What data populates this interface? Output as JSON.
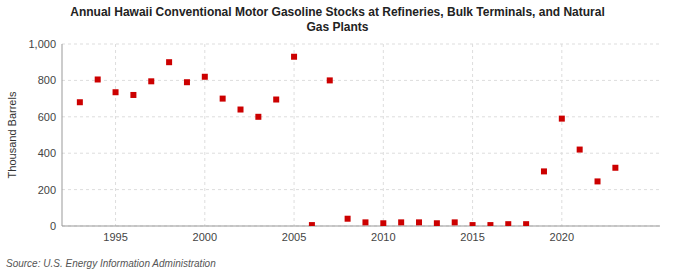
{
  "chart_data": {
    "type": "scatter",
    "title": "Annual Hawaii Conventional Motor Gasoline Stocks at Refineries, Bulk Terminals, and Natural\nGas Plants",
    "y_label": "Thousand Barrels",
    "source": "Source: U.S. Energy Information Administration",
    "x": [
      1993,
      1994,
      1995,
      1996,
      1997,
      1998,
      1999,
      2000,
      2001,
      2002,
      2003,
      2004,
      2005,
      2006,
      2007,
      2008,
      2009,
      2010,
      2011,
      2012,
      2013,
      2014,
      2015,
      2016,
      2017,
      2018,
      2019,
      2020,
      2021,
      2022,
      2023
    ],
    "values": [
      680,
      805,
      735,
      720,
      795,
      900,
      790,
      820,
      700,
      640,
      600,
      695,
      930,
      5,
      800,
      40,
      20,
      15,
      20,
      20,
      15,
      20,
      5,
      5,
      10,
      10,
      300,
      590,
      420,
      245,
      320
    ],
    "color": "#cc0000",
    "marker": "square",
    "xlim": [
      1992,
      2025.5
    ],
    "xticks": [
      1995,
      2000,
      2005,
      2010,
      2015,
      2020
    ],
    "ylim": [
      0,
      1000
    ],
    "yticks": [
      0,
      200,
      400,
      600,
      800,
      {
        "value": 1000,
        "label": "1,000"
      }
    ],
    "grid": true
  }
}
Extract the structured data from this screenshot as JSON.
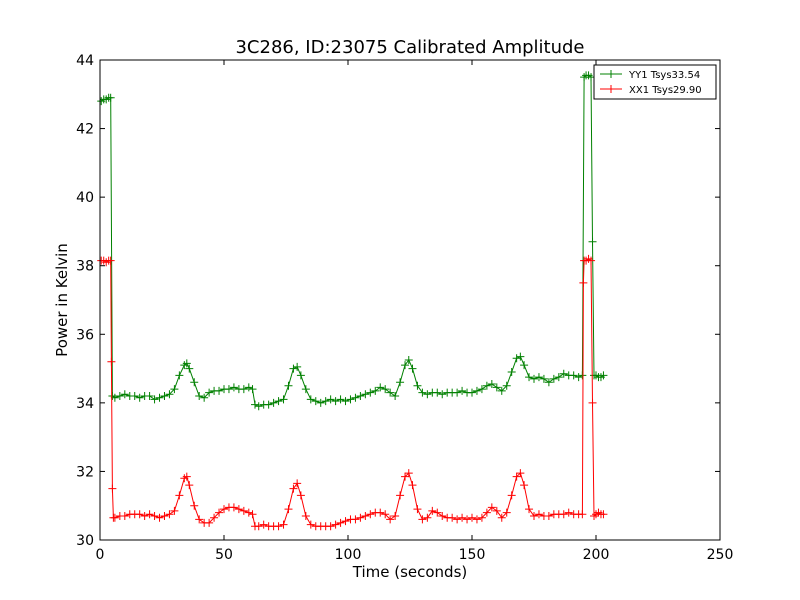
{
  "chart_data": {
    "type": "line",
    "title": "3C286, ID:23075 Calibrated Amplitude",
    "xlabel": "Time (seconds)",
    "ylabel": "Power in Kelvin",
    "xlim": [
      0,
      250
    ],
    "ylim": [
      30,
      44
    ],
    "xticks": [
      0,
      50,
      100,
      150,
      200,
      250
    ],
    "yticks": [
      30,
      32,
      34,
      36,
      38,
      40,
      42,
      44
    ],
    "grid": false,
    "legend_position": "top-right",
    "marker": "plus",
    "series": [
      {
        "name": "YY1 Tsys33.54",
        "color": "#008000",
        "points": [
          [
            0.5,
            42.8
          ],
          [
            1.5,
            42.85
          ],
          [
            2.5,
            42.85
          ],
          [
            3.5,
            42.9
          ],
          [
            4.3,
            42.9
          ],
          [
            5.0,
            34.2
          ],
          [
            6,
            34.15
          ],
          [
            8,
            34.2
          ],
          [
            10,
            34.25
          ],
          [
            12,
            34.2
          ],
          [
            14,
            34.2
          ],
          [
            16,
            34.15
          ],
          [
            18,
            34.2
          ],
          [
            20,
            34.2
          ],
          [
            22,
            34.1
          ],
          [
            24,
            34.15
          ],
          [
            26,
            34.2
          ],
          [
            28,
            34.25
          ],
          [
            30,
            34.4
          ],
          [
            32,
            34.8
          ],
          [
            34,
            35.1
          ],
          [
            35,
            35.15
          ],
          [
            36,
            35.0
          ],
          [
            38,
            34.6
          ],
          [
            40,
            34.2
          ],
          [
            42,
            34.15
          ],
          [
            44,
            34.3
          ],
          [
            46,
            34.35
          ],
          [
            48,
            34.35
          ],
          [
            50,
            34.4
          ],
          [
            52,
            34.4
          ],
          [
            54,
            34.45
          ],
          [
            56,
            34.4
          ],
          [
            58,
            34.4
          ],
          [
            60,
            34.45
          ],
          [
            61.5,
            34.4
          ],
          [
            62.5,
            33.95
          ],
          [
            64,
            33.9
          ],
          [
            66,
            33.95
          ],
          [
            68,
            33.95
          ],
          [
            70,
            34.0
          ],
          [
            72,
            34.05
          ],
          [
            74,
            34.1
          ],
          [
            76,
            34.5
          ],
          [
            78,
            35.0
          ],
          [
            79.5,
            35.05
          ],
          [
            81,
            34.8
          ],
          [
            83,
            34.4
          ],
          [
            85,
            34.1
          ],
          [
            87,
            34.05
          ],
          [
            89,
            34.0
          ],
          [
            91,
            34.05
          ],
          [
            93,
            34.1
          ],
          [
            95,
            34.05
          ],
          [
            97,
            34.1
          ],
          [
            99,
            34.05
          ],
          [
            101,
            34.1
          ],
          [
            103,
            34.15
          ],
          [
            105,
            34.2
          ],
          [
            107,
            34.25
          ],
          [
            109,
            34.3
          ],
          [
            111,
            34.35
          ],
          [
            113,
            34.45
          ],
          [
            115,
            34.4
          ],
          [
            117,
            34.3
          ],
          [
            119,
            34.2
          ],
          [
            121,
            34.6
          ],
          [
            123,
            35.1
          ],
          [
            124.5,
            35.25
          ],
          [
            126,
            35.0
          ],
          [
            128,
            34.5
          ],
          [
            130,
            34.3
          ],
          [
            132,
            34.25
          ],
          [
            134,
            34.3
          ],
          [
            136,
            34.3
          ],
          [
            138,
            34.25
          ],
          [
            140,
            34.3
          ],
          [
            142,
            34.3
          ],
          [
            144,
            34.3
          ],
          [
            146,
            34.35
          ],
          [
            148,
            34.3
          ],
          [
            150,
            34.3
          ],
          [
            152,
            34.35
          ],
          [
            154,
            34.4
          ],
          [
            156,
            34.5
          ],
          [
            158,
            34.55
          ],
          [
            160,
            34.45
          ],
          [
            162,
            34.35
          ],
          [
            164,
            34.5
          ],
          [
            166,
            34.9
          ],
          [
            168,
            35.3
          ],
          [
            169.5,
            35.35
          ],
          [
            171,
            35.1
          ],
          [
            173,
            34.75
          ],
          [
            175,
            34.7
          ],
          [
            177,
            34.75
          ],
          [
            179,
            34.7
          ],
          [
            181,
            34.6
          ],
          [
            183,
            34.7
          ],
          [
            185,
            34.75
          ],
          [
            187,
            34.85
          ],
          [
            189,
            34.8
          ],
          [
            191,
            34.8
          ],
          [
            193,
            34.75
          ],
          [
            194.5,
            34.8
          ],
          [
            195.2,
            43.5
          ],
          [
            196,
            43.55
          ],
          [
            197,
            43.55
          ],
          [
            198,
            43.5
          ],
          [
            198.6,
            38.7
          ],
          [
            199.2,
            34.8
          ],
          [
            200,
            34.8
          ],
          [
            201,
            34.75
          ],
          [
            202,
            34.75
          ],
          [
            203,
            34.8
          ]
        ]
      },
      {
        "name": "XX1 Tsys29.90",
        "color": "#ff0000",
        "points": [
          [
            0.5,
            38.15
          ],
          [
            1.5,
            38.15
          ],
          [
            2.5,
            38.1
          ],
          [
            3.5,
            38.15
          ],
          [
            4.3,
            38.15
          ],
          [
            4.6,
            35.2
          ],
          [
            5.0,
            31.5
          ],
          [
            5.4,
            30.65
          ],
          [
            6,
            30.65
          ],
          [
            8,
            30.7
          ],
          [
            10,
            30.7
          ],
          [
            12,
            30.75
          ],
          [
            14,
            30.75
          ],
          [
            16,
            30.75
          ],
          [
            18,
            30.7
          ],
          [
            20,
            30.75
          ],
          [
            22,
            30.7
          ],
          [
            24,
            30.65
          ],
          [
            26,
            30.7
          ],
          [
            28,
            30.75
          ],
          [
            30,
            30.85
          ],
          [
            32,
            31.3
          ],
          [
            34,
            31.8
          ],
          [
            35,
            31.85
          ],
          [
            36,
            31.6
          ],
          [
            38,
            31.0
          ],
          [
            40,
            30.6
          ],
          [
            42,
            30.5
          ],
          [
            44,
            30.5
          ],
          [
            46,
            30.65
          ],
          [
            48,
            30.8
          ],
          [
            50,
            30.9
          ],
          [
            52,
            30.95
          ],
          [
            54,
            30.95
          ],
          [
            56,
            30.9
          ],
          [
            58,
            30.85
          ],
          [
            60,
            30.8
          ],
          [
            61.5,
            30.75
          ],
          [
            62.5,
            30.4
          ],
          [
            64,
            30.4
          ],
          [
            66,
            30.45
          ],
          [
            68,
            30.4
          ],
          [
            70,
            30.4
          ],
          [
            72,
            30.4
          ],
          [
            74,
            30.45
          ],
          [
            76,
            30.9
          ],
          [
            78,
            31.5
          ],
          [
            79.5,
            31.65
          ],
          [
            81,
            31.3
          ],
          [
            83,
            30.7
          ],
          [
            85,
            30.45
          ],
          [
            87,
            30.4
          ],
          [
            89,
            30.4
          ],
          [
            91,
            30.4
          ],
          [
            93,
            30.4
          ],
          [
            95,
            30.45
          ],
          [
            97,
            30.5
          ],
          [
            99,
            30.55
          ],
          [
            101,
            30.6
          ],
          [
            103,
            30.6
          ],
          [
            105,
            30.65
          ],
          [
            107,
            30.7
          ],
          [
            109,
            30.75
          ],
          [
            111,
            30.8
          ],
          [
            113,
            30.8
          ],
          [
            115,
            30.75
          ],
          [
            117,
            30.6
          ],
          [
            119,
            30.7
          ],
          [
            121,
            31.3
          ],
          [
            123,
            31.85
          ],
          [
            124.5,
            31.95
          ],
          [
            126,
            31.6
          ],
          [
            128,
            30.9
          ],
          [
            130,
            30.6
          ],
          [
            132,
            30.65
          ],
          [
            134,
            30.85
          ],
          [
            136,
            30.8
          ],
          [
            138,
            30.7
          ],
          [
            140,
            30.65
          ],
          [
            142,
            30.65
          ],
          [
            144,
            30.6
          ],
          [
            146,
            30.65
          ],
          [
            148,
            30.6
          ],
          [
            150,
            30.65
          ],
          [
            152,
            30.6
          ],
          [
            154,
            30.65
          ],
          [
            156,
            30.8
          ],
          [
            158,
            30.95
          ],
          [
            160,
            30.85
          ],
          [
            162,
            30.65
          ],
          [
            164,
            30.8
          ],
          [
            166,
            31.3
          ],
          [
            168,
            31.85
          ],
          [
            169.5,
            31.95
          ],
          [
            171,
            31.6
          ],
          [
            173,
            30.9
          ],
          [
            175,
            30.7
          ],
          [
            177,
            30.75
          ],
          [
            179,
            30.7
          ],
          [
            181,
            30.7
          ],
          [
            183,
            30.75
          ],
          [
            185,
            30.75
          ],
          [
            187,
            30.75
          ],
          [
            189,
            30.8
          ],
          [
            191,
            30.75
          ],
          [
            193,
            30.75
          ],
          [
            194.5,
            30.75
          ],
          [
            194.9,
            37.5
          ],
          [
            195.2,
            38.15
          ],
          [
            196,
            38.15
          ],
          [
            197,
            38.2
          ],
          [
            198,
            38.15
          ],
          [
            198.6,
            34.0
          ],
          [
            199.2,
            30.7
          ],
          [
            200,
            30.75
          ],
          [
            201,
            30.8
          ],
          [
            202,
            30.75
          ],
          [
            203,
            30.75
          ]
        ]
      }
    ]
  }
}
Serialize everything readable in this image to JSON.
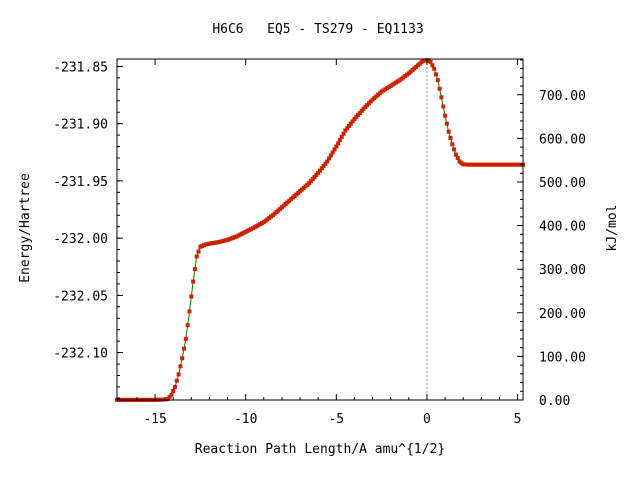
{
  "chart_data": {
    "type": "line",
    "title": "H6C6   EQ5 - TS279 - EQ1133",
    "xlabel": "Reaction Path Length/A amu^{1/2}",
    "ylabel": "Energy/Hartree",
    "y2label": "kJ/mol",
    "xlim": [
      -17.1,
      5.3
    ],
    "ylim": [
      -232.1414,
      -231.8435
    ],
    "y2lim": [
      0,
      782
    ],
    "x_ticks": [
      {
        "value": -15,
        "label": "-15"
      },
      {
        "value": -10,
        "label": "-10"
      },
      {
        "value": -5,
        "label": "-5"
      },
      {
        "value": 0,
        "label": "0"
      },
      {
        "value": 5,
        "label": "5"
      }
    ],
    "y_ticks": [
      {
        "value": -231.85,
        "label": "-231.85"
      },
      {
        "value": -231.9,
        "label": "-231.90"
      },
      {
        "value": -231.95,
        "label": "-231.95"
      },
      {
        "value": -232.0,
        "label": "-232.00"
      },
      {
        "value": -232.05,
        "label": "-232.05"
      },
      {
        "value": -232.1,
        "label": "-232.10"
      }
    ],
    "y2_ticks": [
      {
        "value": 0,
        "label": "0.00"
      },
      {
        "value": 100,
        "label": "100.00"
      },
      {
        "value": 200,
        "label": "200.00"
      },
      {
        "value": 300,
        "label": "300.00"
      },
      {
        "value": 400,
        "label": "400.00"
      },
      {
        "value": 500,
        "label": "500.00"
      },
      {
        "value": 600,
        "label": "600.00"
      },
      {
        "value": 700,
        "label": "700.00"
      }
    ],
    "ts_marker_x": 0,
    "line_color": "#008000",
    "marker_color": "#cc2200",
    "series": [
      {
        "points": [
          [
            -17.1,
            -232.1413
          ],
          [
            -15.0,
            -232.1413
          ],
          [
            -14.5,
            -232.141
          ],
          [
            -14.3,
            -232.1405
          ],
          [
            -14.1,
            -232.137
          ],
          [
            -13.9,
            -232.13
          ],
          [
            -13.7,
            -232.119
          ],
          [
            -13.5,
            -232.105
          ],
          [
            -13.3,
            -232.088
          ],
          [
            -13.1,
            -232.064
          ],
          [
            -12.9,
            -232.038
          ],
          [
            -12.7,
            -232.016
          ],
          [
            -12.5,
            -232.0075
          ],
          [
            -12.2,
            -232.0055
          ],
          [
            -12.0,
            -232.0048
          ],
          [
            -11.5,
            -232.0035
          ],
          [
            -11.0,
            -232.0015
          ],
          [
            -10.5,
            -231.9985
          ],
          [
            -10.0,
            -231.9945
          ],
          [
            -9.5,
            -231.9905
          ],
          [
            -9.0,
            -231.986
          ],
          [
            -8.5,
            -231.98
          ],
          [
            -8.0,
            -231.973
          ],
          [
            -7.5,
            -231.966
          ],
          [
            -7.0,
            -231.959
          ],
          [
            -6.5,
            -231.952
          ],
          [
            -6.0,
            -231.943
          ],
          [
            -5.5,
            -231.933
          ],
          [
            -5.0,
            -231.92
          ],
          [
            -4.5,
            -231.906
          ],
          [
            -4.0,
            -231.896
          ],
          [
            -3.5,
            -231.887
          ],
          [
            -3.0,
            -231.879
          ],
          [
            -2.5,
            -231.872
          ],
          [
            -2.0,
            -231.867
          ],
          [
            -1.5,
            -231.862
          ],
          [
            -1.0,
            -231.856
          ],
          [
            -0.5,
            -231.849
          ],
          [
            -0.2,
            -231.845
          ],
          [
            0.0,
            -231.8445
          ],
          [
            0.2,
            -231.846
          ],
          [
            0.4,
            -231.852
          ],
          [
            0.6,
            -231.862
          ],
          [
            0.8,
            -231.877
          ],
          [
            1.0,
            -231.893
          ],
          [
            1.2,
            -231.907
          ],
          [
            1.4,
            -231.918
          ],
          [
            1.6,
            -231.927
          ],
          [
            1.8,
            -231.933
          ],
          [
            2.0,
            -231.9355
          ],
          [
            2.3,
            -231.9358
          ],
          [
            3.0,
            -231.9358
          ],
          [
            4.0,
            -231.9358
          ],
          [
            5.3,
            -231.9358
          ]
        ]
      }
    ]
  }
}
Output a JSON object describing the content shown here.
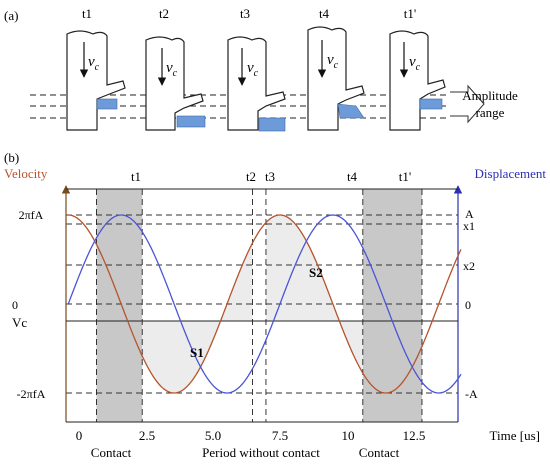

====

- [PROBLEM DESCRIPTION]: Extract all lines from the material above that include the word "JSON".

- [ANSWER TO THE PROBLEM]:
What data populates this interface? Output as JSON.
Extract the structured data from this screenshot as JSON.
Serialize everything readable in this image to JSON.
Output a JSON object describing the content shown here.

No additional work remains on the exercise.